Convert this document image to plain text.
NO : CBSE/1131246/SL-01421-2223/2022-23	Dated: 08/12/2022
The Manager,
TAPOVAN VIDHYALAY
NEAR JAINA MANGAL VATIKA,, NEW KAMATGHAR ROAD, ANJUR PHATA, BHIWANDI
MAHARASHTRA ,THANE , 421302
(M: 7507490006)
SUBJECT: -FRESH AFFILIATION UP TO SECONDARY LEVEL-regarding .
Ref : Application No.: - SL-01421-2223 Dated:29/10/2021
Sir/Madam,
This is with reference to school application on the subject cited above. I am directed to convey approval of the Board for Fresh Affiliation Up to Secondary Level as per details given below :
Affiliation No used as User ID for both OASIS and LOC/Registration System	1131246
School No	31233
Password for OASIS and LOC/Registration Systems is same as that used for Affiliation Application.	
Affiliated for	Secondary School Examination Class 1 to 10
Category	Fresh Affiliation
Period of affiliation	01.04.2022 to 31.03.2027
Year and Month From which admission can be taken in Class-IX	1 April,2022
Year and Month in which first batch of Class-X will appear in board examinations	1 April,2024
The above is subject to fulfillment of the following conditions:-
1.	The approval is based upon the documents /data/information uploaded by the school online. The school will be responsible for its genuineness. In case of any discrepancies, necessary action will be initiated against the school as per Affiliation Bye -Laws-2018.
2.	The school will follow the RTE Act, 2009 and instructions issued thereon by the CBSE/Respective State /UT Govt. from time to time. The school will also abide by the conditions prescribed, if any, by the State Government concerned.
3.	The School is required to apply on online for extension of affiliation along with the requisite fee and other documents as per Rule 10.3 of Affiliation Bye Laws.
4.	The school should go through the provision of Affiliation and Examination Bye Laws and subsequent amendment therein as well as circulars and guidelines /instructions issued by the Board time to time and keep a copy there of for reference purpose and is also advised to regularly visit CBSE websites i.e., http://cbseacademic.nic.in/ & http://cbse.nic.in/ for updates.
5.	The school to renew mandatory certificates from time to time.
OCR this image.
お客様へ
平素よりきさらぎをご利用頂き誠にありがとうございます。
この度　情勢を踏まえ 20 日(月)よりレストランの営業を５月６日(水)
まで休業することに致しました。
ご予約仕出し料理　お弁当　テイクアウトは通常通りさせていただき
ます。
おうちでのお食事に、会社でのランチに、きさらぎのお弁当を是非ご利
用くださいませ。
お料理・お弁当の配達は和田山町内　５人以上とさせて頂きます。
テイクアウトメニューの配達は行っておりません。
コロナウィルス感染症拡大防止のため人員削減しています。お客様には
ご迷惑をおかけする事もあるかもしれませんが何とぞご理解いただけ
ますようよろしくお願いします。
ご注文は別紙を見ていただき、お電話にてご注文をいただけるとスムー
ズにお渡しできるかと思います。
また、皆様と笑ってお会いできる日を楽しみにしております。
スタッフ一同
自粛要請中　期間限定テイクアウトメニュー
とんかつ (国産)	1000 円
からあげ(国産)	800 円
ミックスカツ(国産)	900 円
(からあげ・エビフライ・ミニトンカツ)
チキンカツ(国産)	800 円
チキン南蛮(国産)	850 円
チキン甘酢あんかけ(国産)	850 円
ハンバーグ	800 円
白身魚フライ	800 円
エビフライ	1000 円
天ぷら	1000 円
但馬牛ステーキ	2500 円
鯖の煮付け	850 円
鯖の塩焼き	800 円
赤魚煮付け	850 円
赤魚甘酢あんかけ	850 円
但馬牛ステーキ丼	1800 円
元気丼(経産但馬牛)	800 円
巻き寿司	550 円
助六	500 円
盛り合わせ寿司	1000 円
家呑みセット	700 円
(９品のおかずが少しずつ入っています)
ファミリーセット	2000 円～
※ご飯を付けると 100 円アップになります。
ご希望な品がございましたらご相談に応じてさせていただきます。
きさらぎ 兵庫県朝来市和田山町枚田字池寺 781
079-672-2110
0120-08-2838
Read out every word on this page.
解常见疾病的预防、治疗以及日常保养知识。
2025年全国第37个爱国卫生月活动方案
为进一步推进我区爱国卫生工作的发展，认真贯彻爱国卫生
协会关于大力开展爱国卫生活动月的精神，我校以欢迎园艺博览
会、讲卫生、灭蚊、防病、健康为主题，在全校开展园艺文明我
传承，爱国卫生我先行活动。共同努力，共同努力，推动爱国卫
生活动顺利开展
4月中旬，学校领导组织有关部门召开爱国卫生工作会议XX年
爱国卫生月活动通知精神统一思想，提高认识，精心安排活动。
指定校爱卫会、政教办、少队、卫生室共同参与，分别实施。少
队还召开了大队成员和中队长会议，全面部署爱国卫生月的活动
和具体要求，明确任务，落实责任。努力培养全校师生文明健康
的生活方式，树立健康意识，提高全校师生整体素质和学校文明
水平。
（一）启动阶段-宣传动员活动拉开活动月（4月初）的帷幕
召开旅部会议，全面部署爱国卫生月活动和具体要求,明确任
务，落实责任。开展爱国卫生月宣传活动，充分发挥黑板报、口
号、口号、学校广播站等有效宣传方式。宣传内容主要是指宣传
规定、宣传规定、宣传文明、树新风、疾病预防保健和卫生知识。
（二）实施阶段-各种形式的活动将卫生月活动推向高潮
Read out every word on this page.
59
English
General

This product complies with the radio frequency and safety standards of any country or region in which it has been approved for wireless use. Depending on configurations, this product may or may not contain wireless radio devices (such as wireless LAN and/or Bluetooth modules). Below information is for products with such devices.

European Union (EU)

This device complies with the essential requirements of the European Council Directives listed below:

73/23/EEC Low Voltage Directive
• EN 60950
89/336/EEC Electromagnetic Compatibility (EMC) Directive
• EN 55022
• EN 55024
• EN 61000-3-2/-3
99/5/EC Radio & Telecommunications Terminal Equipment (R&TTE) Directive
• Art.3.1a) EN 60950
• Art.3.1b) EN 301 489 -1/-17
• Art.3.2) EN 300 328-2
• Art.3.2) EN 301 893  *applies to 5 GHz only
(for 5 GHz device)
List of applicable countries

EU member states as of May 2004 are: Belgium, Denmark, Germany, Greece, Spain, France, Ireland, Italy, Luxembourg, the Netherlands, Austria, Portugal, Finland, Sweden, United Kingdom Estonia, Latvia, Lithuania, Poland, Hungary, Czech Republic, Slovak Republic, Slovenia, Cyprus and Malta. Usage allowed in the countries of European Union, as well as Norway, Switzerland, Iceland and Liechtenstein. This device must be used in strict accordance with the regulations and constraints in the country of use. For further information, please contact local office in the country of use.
··········
→ **PROBLEM**
Give the count of lines in the records that contain "reference", and no other text.

→ **OUTPUT OF THE TASK**
2